[A run of records]

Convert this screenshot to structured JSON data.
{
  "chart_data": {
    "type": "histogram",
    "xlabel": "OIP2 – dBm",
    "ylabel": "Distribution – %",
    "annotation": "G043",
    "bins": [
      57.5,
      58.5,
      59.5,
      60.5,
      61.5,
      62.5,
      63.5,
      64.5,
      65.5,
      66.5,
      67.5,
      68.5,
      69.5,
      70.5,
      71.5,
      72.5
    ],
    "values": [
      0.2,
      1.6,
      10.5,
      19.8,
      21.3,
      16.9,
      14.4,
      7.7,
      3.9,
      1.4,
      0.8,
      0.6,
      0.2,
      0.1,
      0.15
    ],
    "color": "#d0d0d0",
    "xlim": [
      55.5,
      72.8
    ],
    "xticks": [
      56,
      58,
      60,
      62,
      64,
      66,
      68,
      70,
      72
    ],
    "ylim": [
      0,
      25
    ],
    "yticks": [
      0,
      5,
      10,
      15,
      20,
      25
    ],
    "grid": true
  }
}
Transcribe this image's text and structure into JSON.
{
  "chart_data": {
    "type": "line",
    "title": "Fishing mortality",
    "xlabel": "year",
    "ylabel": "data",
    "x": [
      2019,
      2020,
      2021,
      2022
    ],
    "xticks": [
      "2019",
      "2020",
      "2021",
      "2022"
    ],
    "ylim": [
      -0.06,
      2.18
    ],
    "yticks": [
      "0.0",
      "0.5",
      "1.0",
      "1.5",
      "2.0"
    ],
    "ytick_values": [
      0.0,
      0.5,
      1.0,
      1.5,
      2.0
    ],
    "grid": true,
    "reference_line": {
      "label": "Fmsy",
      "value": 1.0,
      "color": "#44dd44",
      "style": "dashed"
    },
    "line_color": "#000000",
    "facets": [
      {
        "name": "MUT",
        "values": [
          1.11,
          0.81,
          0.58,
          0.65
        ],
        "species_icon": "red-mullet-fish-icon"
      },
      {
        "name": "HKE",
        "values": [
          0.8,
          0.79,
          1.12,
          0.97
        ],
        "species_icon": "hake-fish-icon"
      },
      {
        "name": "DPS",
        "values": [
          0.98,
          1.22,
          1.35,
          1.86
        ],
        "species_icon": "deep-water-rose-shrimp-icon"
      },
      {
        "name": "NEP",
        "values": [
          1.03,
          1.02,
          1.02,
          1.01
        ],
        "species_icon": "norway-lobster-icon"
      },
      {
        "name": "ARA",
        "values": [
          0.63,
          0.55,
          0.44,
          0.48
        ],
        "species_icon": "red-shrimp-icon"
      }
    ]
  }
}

Brief:
Write the data from above out again, exactly.

Task solution:
Convert this screenshot to structured JSON data.
{
  "chart_data": {
    "type": "histogram",
    "xlabel": "OIP2 – dBm",
    "ylabel": "Distribution – %",
    "annotation": "G043",
    "bins": [
      57.5,
      58.5,
      59.5,
      60.5,
      61.5,
      62.5,
      63.5,
      64.5,
      65.5,
      66.5,
      67.5,
      68.5,
      69.5,
      70.5,
      71.5,
      72.5
    ],
    "values": [
      0.2,
      1.6,
      10.5,
      19.8,
      21.3,
      16.9,
      14.4,
      7.7,
      3.9,
      1.4,
      0.8,
      0.6,
      0.2,
      0.1,
      0.15
    ],
    "color": "#d0d0d0",
    "xlim": [
      55.5,
      72.8
    ],
    "xticks": [
      56,
      58,
      60,
      62,
      64,
      66,
      68,
      70,
      72
    ],
    "ylim": [
      0,
      25
    ],
    "yticks": [
      0,
      5,
      10,
      15,
      20,
      25
    ],
    "grid": true
  }
}
Transcribe this image's text and structure into JSON.
{
  "chart_data": {
    "type": "line",
    "title": "Fishing mortality",
    "xlabel": "year",
    "ylabel": "data",
    "x": [
      2019,
      2020,
      2021,
      2022
    ],
    "xticks": [
      "2019",
      "2020",
      "2021",
      "2022"
    ],
    "ylim": [
      -0.06,
      2.18
    ],
    "yticks": [
      "0.0",
      "0.5",
      "1.0",
      "1.5",
      "2.0"
    ],
    "ytick_values": [
      0.0,
      0.5,
      1.0,
      1.5,
      2.0
    ],
    "grid": true,
    "reference_line": {
      "label": "Fmsy",
      "value": 1.0,
      "color": "#44dd44",
      "style": "dashed"
    },
    "line_color": "#000000",
    "facets": [
      {
        "name": "MUT",
        "values": [
          1.11,
          0.81,
          0.58,
          0.65
        ],
        "species_icon": "red-mullet-fish-icon"
      },
      {
        "name": "HKE",
        "values": [
          0.8,
          0.79,
          1.12,
          0.97
        ],
        "species_icon": "hake-fish-icon"
      },
      {
        "name": "DPS",
        "values": [
          0.98,
          1.22,
          1.35,
          1.86
        ],
        "species_icon": "deep-water-rose-shrimp-icon"
      },
      {
        "name": "NEP",
        "values": [
          1.03,
          1.02,
          1.02,
          1.01
        ],
        "species_icon": "norway-lobster-icon"
      },
      {
        "name": "ARA",
        "values": [
          0.63,
          0.55,
          0.44,
          0.48
        ],
        "species_icon": "red-shrimp-icon"
      }
    ]
  }
}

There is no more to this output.